Dataset rows
━━━━━━━━━━━━━━━━━━━━━━━━━━━━━━
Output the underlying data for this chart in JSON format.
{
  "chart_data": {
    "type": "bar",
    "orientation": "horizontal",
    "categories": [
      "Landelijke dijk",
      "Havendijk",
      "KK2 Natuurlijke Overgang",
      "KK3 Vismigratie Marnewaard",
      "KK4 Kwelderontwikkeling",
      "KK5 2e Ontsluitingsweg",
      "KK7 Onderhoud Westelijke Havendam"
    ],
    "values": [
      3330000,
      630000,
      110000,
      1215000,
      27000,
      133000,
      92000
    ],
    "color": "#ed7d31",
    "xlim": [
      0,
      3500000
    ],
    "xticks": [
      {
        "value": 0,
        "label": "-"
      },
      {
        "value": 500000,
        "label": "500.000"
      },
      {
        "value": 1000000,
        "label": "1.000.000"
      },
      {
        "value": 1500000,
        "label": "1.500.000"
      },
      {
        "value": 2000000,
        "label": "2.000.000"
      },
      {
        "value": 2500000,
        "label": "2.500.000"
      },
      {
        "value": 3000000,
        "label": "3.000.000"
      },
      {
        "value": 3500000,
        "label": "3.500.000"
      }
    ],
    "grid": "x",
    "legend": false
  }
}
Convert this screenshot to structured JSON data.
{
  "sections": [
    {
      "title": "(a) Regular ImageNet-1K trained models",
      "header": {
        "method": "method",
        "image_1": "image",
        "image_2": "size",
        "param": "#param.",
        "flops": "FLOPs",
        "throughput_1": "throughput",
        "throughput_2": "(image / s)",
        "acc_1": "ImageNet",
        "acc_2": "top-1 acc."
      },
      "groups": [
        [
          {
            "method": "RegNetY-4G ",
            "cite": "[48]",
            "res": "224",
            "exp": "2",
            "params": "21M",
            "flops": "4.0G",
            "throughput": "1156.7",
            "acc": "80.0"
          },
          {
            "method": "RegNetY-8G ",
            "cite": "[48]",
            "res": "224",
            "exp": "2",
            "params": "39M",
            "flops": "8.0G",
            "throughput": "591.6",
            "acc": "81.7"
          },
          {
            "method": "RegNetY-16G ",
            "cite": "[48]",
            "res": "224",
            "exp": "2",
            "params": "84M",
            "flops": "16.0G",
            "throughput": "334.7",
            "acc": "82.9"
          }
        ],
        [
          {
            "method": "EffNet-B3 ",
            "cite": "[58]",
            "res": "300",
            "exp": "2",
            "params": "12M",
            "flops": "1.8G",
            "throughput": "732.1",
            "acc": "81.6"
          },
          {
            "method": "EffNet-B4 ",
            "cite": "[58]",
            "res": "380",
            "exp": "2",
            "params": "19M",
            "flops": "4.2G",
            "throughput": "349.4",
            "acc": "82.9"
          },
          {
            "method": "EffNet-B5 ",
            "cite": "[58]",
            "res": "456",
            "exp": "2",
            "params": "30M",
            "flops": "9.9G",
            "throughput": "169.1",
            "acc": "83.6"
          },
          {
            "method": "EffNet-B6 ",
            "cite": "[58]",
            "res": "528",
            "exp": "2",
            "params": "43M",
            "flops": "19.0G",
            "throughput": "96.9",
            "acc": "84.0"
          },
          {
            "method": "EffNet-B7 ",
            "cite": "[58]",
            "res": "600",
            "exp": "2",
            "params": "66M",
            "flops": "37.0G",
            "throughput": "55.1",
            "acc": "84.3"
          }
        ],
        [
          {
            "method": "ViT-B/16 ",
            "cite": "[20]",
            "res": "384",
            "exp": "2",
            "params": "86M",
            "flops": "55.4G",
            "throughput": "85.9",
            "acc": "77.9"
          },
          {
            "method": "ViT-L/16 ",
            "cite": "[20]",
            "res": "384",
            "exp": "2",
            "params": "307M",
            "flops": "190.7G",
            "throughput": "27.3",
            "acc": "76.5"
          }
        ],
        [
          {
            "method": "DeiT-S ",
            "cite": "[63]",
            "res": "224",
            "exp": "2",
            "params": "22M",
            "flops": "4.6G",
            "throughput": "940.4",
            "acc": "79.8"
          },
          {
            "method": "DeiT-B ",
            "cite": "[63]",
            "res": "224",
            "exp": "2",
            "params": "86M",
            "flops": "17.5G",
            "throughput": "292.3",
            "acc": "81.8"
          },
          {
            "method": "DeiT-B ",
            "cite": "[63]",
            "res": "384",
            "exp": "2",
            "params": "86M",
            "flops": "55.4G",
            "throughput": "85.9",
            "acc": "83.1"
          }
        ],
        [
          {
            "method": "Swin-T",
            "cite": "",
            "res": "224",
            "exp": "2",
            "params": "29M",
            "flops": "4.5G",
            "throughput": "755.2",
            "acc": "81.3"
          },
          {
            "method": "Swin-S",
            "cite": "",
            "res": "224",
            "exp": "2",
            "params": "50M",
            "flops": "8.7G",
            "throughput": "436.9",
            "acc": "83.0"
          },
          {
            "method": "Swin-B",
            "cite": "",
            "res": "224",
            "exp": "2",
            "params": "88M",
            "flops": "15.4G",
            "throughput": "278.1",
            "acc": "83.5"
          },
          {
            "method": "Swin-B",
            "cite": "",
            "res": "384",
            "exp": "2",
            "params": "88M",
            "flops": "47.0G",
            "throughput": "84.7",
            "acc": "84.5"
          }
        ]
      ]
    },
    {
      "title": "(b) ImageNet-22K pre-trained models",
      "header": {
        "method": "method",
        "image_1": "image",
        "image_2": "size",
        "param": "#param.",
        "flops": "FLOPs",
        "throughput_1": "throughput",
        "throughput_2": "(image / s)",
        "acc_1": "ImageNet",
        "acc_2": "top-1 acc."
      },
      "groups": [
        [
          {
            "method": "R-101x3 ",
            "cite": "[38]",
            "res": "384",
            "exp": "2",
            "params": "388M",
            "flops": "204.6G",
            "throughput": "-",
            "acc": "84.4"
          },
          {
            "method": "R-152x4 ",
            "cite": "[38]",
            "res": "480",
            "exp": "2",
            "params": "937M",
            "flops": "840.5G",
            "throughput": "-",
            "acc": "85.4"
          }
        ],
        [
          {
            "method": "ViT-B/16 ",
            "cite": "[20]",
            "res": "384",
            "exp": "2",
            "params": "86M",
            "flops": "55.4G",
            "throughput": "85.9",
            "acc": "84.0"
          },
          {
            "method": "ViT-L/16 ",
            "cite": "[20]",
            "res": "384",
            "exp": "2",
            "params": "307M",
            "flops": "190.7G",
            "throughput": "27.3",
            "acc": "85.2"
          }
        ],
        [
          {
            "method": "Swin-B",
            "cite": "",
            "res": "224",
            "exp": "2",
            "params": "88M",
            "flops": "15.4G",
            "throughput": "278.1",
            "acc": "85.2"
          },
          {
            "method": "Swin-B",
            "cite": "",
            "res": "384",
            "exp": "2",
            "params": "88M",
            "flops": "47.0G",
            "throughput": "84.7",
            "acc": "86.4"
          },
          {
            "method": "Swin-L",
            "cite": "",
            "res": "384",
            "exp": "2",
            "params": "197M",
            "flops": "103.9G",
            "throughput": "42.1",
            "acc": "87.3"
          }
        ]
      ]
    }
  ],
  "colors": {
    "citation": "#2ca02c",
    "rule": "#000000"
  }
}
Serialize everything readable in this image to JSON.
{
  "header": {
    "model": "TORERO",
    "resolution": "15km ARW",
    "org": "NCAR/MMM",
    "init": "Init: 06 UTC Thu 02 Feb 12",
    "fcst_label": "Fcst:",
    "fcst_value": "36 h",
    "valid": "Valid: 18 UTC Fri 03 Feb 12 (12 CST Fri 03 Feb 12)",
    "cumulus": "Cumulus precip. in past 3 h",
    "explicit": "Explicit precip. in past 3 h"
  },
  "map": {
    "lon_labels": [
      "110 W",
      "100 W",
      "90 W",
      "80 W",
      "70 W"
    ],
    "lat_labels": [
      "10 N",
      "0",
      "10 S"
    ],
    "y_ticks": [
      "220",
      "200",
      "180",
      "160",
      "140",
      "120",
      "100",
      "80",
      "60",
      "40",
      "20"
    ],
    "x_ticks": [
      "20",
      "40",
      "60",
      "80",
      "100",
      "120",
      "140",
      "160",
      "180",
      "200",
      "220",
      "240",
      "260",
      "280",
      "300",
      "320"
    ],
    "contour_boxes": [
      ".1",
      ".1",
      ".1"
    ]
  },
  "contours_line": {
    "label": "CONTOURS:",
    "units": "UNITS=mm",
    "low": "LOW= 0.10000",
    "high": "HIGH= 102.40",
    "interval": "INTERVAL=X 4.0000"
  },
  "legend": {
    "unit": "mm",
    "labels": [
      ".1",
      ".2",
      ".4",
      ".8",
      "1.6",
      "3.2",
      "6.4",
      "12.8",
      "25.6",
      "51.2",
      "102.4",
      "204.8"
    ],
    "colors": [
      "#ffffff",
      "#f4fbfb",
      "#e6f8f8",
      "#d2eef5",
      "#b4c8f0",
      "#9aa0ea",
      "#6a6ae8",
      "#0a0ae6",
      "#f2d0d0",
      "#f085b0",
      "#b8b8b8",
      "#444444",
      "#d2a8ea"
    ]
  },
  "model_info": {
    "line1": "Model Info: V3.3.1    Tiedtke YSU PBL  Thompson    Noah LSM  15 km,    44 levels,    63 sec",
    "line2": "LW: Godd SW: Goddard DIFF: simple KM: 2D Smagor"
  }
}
━━━━━━━━━━━━━━━━━━━━━━━━━━━━━━
> **Objective**
Read the entries and show each line that mentions "JSON".

> **Response below**
Output the underlying data for this chart in JSON format.
Convert this screenshot to structured JSON data.
Serialize everything readable in this image to JSON.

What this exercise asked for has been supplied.